Saved entries:
......
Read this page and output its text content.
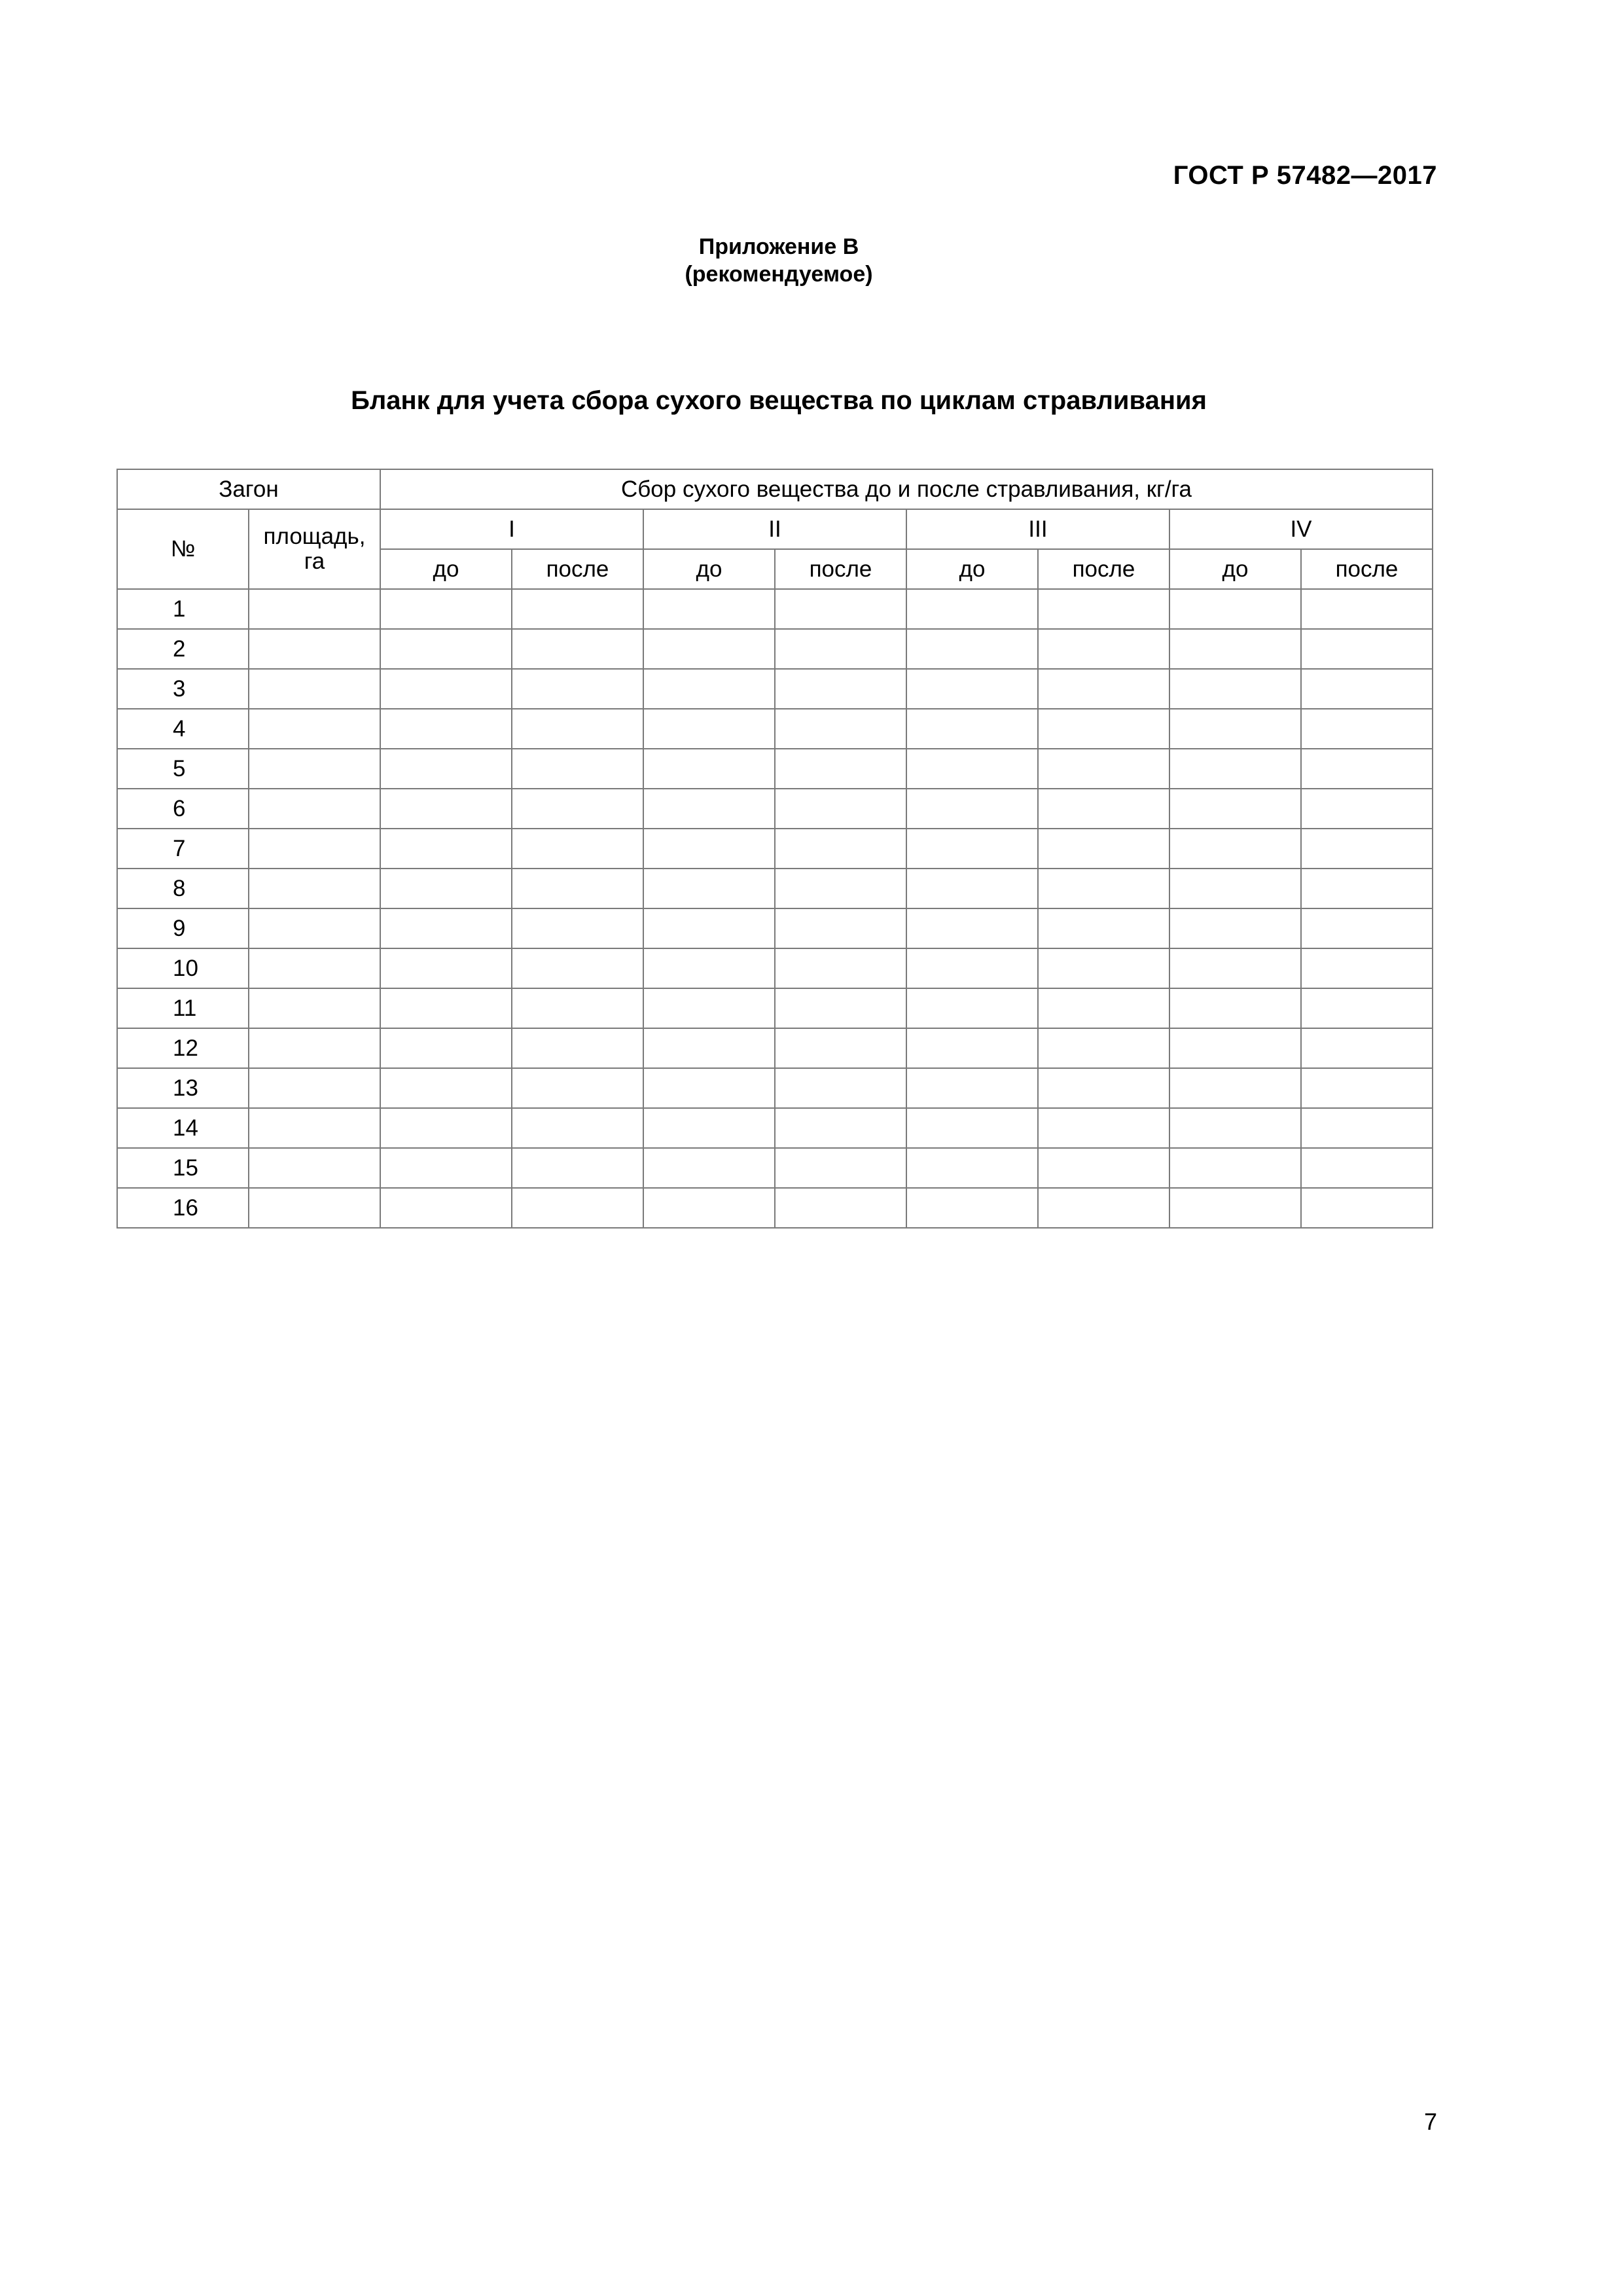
ГОСТ Р 57482—2017
Приложение В
(рекомендуемое)
Бланк для учета сбора сухого вещества по циклам стравливания
Загон		Сбор сухого вещества до и после стравливания, кг/га							
№	площадь, га	I		II		III		IV	
		до	после	до	после	до	после	до	после
1									
2									
3									
4									
5									
6									
7									
8									
9									
10									
11									
12									
13									
14									
15									
16									
7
......
WHAT TO PRODUCE: Your answer should be a single number: how many lines of the material contain the word "сухого".

ANSWER TO THE EXERCISE: 2